* [STATED PROBLEM]: Repeat the material exactly, every line of it.

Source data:

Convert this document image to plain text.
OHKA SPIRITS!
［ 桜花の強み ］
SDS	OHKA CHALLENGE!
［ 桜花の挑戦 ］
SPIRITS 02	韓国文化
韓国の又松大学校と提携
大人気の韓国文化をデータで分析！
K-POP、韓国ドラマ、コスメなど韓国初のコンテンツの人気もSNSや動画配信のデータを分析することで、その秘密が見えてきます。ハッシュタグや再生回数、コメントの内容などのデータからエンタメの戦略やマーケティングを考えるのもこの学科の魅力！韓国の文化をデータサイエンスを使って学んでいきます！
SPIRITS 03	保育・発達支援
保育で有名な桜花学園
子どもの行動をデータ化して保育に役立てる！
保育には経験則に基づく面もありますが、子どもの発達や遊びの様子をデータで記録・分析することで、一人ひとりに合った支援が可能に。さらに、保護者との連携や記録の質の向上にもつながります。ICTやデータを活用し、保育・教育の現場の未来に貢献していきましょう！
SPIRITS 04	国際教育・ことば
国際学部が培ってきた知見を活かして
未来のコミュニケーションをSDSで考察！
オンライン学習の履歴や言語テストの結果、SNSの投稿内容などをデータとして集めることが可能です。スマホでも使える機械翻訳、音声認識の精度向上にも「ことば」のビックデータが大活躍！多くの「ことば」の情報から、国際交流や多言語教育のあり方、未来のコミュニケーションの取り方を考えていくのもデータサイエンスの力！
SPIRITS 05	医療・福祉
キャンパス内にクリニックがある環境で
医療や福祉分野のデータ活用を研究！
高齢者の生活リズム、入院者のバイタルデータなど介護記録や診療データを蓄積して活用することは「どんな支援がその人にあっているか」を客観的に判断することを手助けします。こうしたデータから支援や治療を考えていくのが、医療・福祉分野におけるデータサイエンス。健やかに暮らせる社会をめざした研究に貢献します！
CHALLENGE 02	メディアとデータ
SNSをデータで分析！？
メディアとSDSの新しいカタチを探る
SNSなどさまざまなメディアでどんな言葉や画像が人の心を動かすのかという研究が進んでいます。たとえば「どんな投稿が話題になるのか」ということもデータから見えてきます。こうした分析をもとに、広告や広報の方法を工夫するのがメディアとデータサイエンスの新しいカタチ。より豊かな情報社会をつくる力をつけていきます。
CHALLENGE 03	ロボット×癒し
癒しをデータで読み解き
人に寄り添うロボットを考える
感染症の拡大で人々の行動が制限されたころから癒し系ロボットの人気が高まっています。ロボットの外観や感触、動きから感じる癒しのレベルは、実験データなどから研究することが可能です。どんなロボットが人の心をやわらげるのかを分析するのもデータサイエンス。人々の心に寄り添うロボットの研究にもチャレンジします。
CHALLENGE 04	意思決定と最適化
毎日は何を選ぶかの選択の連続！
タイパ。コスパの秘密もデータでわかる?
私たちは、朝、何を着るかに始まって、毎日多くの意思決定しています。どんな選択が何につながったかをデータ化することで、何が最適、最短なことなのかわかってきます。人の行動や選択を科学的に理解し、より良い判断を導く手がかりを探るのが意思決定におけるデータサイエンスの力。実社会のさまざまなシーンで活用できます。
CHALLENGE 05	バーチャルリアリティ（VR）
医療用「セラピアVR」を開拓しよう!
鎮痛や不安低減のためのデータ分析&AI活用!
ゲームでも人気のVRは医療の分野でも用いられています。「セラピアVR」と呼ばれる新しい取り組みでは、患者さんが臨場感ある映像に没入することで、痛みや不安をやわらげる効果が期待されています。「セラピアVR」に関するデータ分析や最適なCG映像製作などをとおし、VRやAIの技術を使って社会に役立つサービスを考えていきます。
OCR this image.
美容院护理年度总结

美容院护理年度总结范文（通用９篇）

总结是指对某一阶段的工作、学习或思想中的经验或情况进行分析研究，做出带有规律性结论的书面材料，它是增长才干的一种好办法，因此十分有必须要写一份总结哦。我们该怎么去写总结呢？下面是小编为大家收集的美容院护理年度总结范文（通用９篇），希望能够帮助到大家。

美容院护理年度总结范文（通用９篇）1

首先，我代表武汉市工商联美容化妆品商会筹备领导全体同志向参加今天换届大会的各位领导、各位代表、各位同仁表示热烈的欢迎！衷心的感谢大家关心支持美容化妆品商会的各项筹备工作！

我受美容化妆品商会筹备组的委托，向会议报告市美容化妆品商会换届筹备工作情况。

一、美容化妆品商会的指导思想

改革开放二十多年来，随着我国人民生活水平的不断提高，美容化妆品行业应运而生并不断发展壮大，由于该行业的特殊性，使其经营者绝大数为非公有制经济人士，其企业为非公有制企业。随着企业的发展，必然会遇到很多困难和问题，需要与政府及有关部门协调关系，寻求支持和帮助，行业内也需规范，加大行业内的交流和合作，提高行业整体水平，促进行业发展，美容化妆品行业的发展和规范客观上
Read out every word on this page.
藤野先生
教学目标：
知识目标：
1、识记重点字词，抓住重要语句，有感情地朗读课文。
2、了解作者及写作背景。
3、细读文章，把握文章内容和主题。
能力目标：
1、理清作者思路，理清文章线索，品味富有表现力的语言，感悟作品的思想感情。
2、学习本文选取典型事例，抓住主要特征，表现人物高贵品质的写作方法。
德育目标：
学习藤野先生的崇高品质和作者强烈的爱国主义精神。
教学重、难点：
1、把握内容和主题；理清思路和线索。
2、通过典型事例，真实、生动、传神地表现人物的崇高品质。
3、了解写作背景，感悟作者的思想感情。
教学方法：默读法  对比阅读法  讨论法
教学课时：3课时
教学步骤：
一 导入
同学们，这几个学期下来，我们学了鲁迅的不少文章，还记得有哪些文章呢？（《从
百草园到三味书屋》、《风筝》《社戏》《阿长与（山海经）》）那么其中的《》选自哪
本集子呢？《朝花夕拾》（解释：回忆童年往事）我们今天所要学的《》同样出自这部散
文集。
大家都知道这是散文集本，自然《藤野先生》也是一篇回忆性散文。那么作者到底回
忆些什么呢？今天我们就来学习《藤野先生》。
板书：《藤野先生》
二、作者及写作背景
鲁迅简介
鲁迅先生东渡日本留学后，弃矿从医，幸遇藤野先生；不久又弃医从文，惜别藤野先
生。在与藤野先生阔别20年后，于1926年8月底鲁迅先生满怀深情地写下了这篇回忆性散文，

* [THE ANSWER]:
Convert this document image to plain text.
OHKA SPIRITS!
［ 桜花の強み ］
SDS	OHKA CHALLENGE!
［ 桜花の挑戦 ］
SPIRITS 02	韓国文化
韓国の又松大学校と提携
大人気の韓国文化をデータで分析！
K-POP、韓国ドラマ、コスメなど韓国初のコンテンツの人気もSNSや動画配信のデータを分析することで、その秘密が見えてきます。ハッシュタグや再生回数、コメントの内容などのデータからエンタメの戦略やマーケティングを考えるのもこの学科の魅力！韓国の文化をデータサイエンスを使って学んでいきます！
SPIRITS 03	保育・発達支援
保育で有名な桜花学園
子どもの行動をデータ化して保育に役立てる！
保育には経験則に基づく面もありますが、子どもの発達や遊びの様子をデータで記録・分析することで、一人ひとりに合った支援が可能に。さらに、保護者との連携や記録の質の向上にもつながります。ICTやデータを活用し、保育・教育の現場の未来に貢献していきましょう！
SPIRITS 04	国際教育・ことば
国際学部が培ってきた知見を活かして
未来のコミュニケーションをSDSで考察！
オンライン学習の履歴や言語テストの結果、SNSの投稿内容などをデータとして集めることが可能です。スマホでも使える機械翻訳、音声認識の精度向上にも「ことば」のビックデータが大活躍！多くの「ことば」の情報から、国際交流や多言語教育のあり方、未来のコミュニケーションの取り方を考えていくのもデータサイエンスの力！
SPIRITS 05	医療・福祉
キャンパス内にクリニックがある環境で
医療や福祉分野のデータ活用を研究！
高齢者の生活リズム、入院者のバイタルデータなど介護記録や診療データを蓄積して活用することは「どんな支援がその人にあっているか」を客観的に判断することを手助けします。こうしたデータから支援や治療を考えていくのが、医療・福祉分野におけるデータサイエンス。健やかに暮らせる社会をめざした研究に貢献します！
CHALLENGE 02	メディアとデータ
SNSをデータで分析！？
メディアとSDSの新しいカタチを探る
SNSなどさまざまなメディアでどんな言葉や画像が人の心を動かすのかという研究が進んでいます。たとえば「どんな投稿が話題になるのか」ということもデータから見えてきます。こうした分析をもとに、広告や広報の方法を工夫するのがメディアとデータサイエンスの新しいカタチ。より豊かな情報社会をつくる力をつけていきます。
CHALLENGE 03	ロボット×癒し
癒しをデータで読み解き
人に寄り添うロボットを考える
感染症の拡大で人々の行動が制限されたころから癒し系ロボットの人気が高まっています。ロボットの外観や感触、動きから感じる癒しのレベルは、実験データなどから研究することが可能です。どんなロボットが人の心をやわらげるのかを分析するのもデータサイエンス。人々の心に寄り添うロボットの研究にもチャレンジします。
CHALLENGE 04	意思決定と最適化
毎日は何を選ぶかの選択の連続！
タイパ。コスパの秘密もデータでわかる?
私たちは、朝、何を着るかに始まって、毎日多くの意思決定しています。どんな選択が何につながったかをデータ化することで、何が最適、最短なことなのかわかってきます。人の行動や選択を科学的に理解し、より良い判断を導く手がかりを探るのが意思決定におけるデータサイエンスの力。実社会のさまざまなシーンで活用できます。
CHALLENGE 05	バーチャルリアリティ（VR）
医療用「セラピアVR」を開拓しよう!
鎮痛や不安低減のためのデータ分析&AI活用!
ゲームでも人気のVRは医療の分野でも用いられています。「セラピアVR」と呼ばれる新しい取り組みでは、患者さんが臨場感ある映像に没入することで、痛みや不安をやわらげる効果が期待されています。「セラピアVR」に関するデータ分析や最適なCG映像製作などをとおし、VRやAIの技術を使って社会に役立つサービスを考えていきます。
OCR this image.
美容院护理年度总结

美容院护理年度总结范文（通用９篇）

总结是指对某一阶段的工作、学习或思想中的经验或情况进行分析研究，做出带有规律性结论的书面材料，它是增长才干的一种好办法，因此十分有必须要写一份总结哦。我们该怎么去写总结呢？下面是小编为大家收集的美容院护理年度总结范文（通用９篇），希望能够帮助到大家。

美容院护理年度总结范文（通用９篇）1

首先，我代表武汉市工商联美容化妆品商会筹备领导全体同志向参加今天换届大会的各位领导、各位代表、各位同仁表示热烈的欢迎！衷心的感谢大家关心支持美容化妆品商会的各项筹备工作！

我受美容化妆品商会筹备组的委托，向会议报告市美容化妆品商会换届筹备工作情况。

一、美容化妆品商会的指导思想

改革开放二十多年来，随着我国人民生活水平的不断提高，美容化妆品行业应运而生并不断发展壮大，由于该行业的特殊性，使其经营者绝大数为非公有制经济人士，其企业为非公有制企业。随着企业的发展，必然会遇到很多困难和问题，需要与政府及有关部门协调关系，寻求支持和帮助，行业内也需规范，加大行业内的交流和合作，提高行业整体水平，促进行业发展，美容化妆品行业的发展和规范客观上
Read out every word on this page.
藤野先生
教学目标：
知识目标：
1、识记重点字词，抓住重要语句，有感情地朗读课文。
2、了解作者及写作背景。
3、细读文章，把握文章内容和主题。
能力目标：
1、理清作者思路，理清文章线索，品味富有表现力的语言，感悟作品的思想感情。
2、学习本文选取典型事例，抓住主要特征，表现人物高贵品质的写作方法。
德育目标：
学习藤野先生的崇高品质和作者强烈的爱国主义精神。
教学重、难点：
1、把握内容和主题；理清思路和线索。
2、通过典型事例，真实、生动、传神地表现人物的崇高品质。
3、了解写作背景，感悟作者的思想感情。
教学方法：默读法  对比阅读法  讨论法
教学课时：3课时
教学步骤：
一 导入
同学们，这几个学期下来，我们学了鲁迅的不少文章，还记得有哪些文章呢？（《从
百草园到三味书屋》、《风筝》《社戏》《阿长与（山海经）》）那么其中的《》选自哪
本集子呢？《朝花夕拾》（解释：回忆童年往事）我们今天所要学的《》同样出自这部散
文集。
大家都知道这是散文集本，自然《藤野先生》也是一篇回忆性散文。那么作者到底回
忆些什么呢？今天我们就来学习《藤野先生》。
板书：《藤野先生》
二、作者及写作背景
鲁迅简介
鲁迅先生东渡日本留学后，弃矿从医，幸遇藤野先生；不久又弃医从文，惜别藤野先
生。在与藤野先生阔别20年后，于1926年8月底鲁迅先生满怀深情地写下了这篇回忆性散文，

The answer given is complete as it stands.